--- Start of EXTRACTED RECORDS ---
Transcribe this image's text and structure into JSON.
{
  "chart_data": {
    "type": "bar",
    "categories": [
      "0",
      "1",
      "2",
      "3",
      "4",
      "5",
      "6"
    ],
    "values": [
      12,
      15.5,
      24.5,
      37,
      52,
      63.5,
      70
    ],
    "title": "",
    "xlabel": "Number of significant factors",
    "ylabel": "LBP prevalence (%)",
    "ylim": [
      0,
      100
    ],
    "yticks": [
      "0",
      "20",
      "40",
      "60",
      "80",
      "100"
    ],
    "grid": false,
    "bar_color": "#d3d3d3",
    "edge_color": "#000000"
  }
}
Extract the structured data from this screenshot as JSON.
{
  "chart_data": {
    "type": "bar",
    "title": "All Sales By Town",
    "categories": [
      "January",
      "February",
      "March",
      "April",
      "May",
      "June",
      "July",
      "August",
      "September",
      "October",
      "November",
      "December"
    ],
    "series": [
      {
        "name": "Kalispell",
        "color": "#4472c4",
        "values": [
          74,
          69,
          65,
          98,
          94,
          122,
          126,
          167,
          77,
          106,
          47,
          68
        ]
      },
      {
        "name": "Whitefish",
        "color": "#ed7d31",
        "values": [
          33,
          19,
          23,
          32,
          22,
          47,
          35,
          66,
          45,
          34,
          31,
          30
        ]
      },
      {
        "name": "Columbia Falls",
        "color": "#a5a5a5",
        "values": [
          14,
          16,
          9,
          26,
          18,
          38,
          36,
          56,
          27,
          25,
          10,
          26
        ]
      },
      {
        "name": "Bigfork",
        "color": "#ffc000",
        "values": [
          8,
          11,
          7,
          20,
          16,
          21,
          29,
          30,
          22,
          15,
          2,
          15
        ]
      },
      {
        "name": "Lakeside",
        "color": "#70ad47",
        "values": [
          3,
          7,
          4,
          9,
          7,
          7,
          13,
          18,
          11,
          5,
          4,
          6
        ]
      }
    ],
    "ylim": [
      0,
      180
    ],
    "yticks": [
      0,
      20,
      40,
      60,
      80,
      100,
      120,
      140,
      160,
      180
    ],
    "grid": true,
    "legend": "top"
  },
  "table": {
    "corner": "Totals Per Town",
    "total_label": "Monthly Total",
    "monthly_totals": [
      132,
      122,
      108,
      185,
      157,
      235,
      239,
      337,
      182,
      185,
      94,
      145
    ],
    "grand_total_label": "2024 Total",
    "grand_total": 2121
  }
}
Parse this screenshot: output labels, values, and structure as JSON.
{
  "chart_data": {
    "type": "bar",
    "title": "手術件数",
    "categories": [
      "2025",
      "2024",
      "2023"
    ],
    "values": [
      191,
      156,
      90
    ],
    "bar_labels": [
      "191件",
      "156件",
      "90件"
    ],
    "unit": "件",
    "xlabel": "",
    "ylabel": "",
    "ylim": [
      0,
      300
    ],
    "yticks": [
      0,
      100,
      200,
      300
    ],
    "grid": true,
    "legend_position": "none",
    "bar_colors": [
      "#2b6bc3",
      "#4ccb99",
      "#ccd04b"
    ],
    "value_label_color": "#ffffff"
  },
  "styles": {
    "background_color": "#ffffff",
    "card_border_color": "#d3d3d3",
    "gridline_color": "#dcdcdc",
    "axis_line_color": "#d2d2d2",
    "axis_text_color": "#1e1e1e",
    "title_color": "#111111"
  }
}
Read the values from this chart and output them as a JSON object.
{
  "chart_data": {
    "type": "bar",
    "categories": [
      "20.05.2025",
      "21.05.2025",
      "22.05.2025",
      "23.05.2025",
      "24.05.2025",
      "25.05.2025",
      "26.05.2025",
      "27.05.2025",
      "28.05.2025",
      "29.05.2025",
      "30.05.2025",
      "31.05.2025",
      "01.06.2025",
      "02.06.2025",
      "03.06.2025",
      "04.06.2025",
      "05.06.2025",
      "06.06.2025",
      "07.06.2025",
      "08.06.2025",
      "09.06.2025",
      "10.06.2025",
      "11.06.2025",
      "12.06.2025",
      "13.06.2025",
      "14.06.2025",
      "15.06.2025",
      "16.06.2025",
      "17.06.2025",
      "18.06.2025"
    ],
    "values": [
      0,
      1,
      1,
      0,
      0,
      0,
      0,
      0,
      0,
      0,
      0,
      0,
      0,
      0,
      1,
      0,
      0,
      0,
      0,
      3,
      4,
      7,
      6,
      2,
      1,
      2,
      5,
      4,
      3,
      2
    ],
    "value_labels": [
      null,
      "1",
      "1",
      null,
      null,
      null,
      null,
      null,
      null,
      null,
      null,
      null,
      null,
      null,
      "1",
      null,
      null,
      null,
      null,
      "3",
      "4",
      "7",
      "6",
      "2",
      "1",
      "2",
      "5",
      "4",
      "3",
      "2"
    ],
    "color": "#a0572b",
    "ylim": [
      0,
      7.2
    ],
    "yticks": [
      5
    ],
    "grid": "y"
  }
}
--- End of EXTRACTED RECORDS ---
GIVEN EXERCISE -
Every line holding "JSON" should be copied out.

SOLUTION FOR THIS PROBLEM -
Transcribe this image's text and structure into JSON.
Extract the structured data from this screenshot as JSON.
Parse this screenshot: output labels, values, and structure as JSON.
Read the values from this chart and output them as a JSON object.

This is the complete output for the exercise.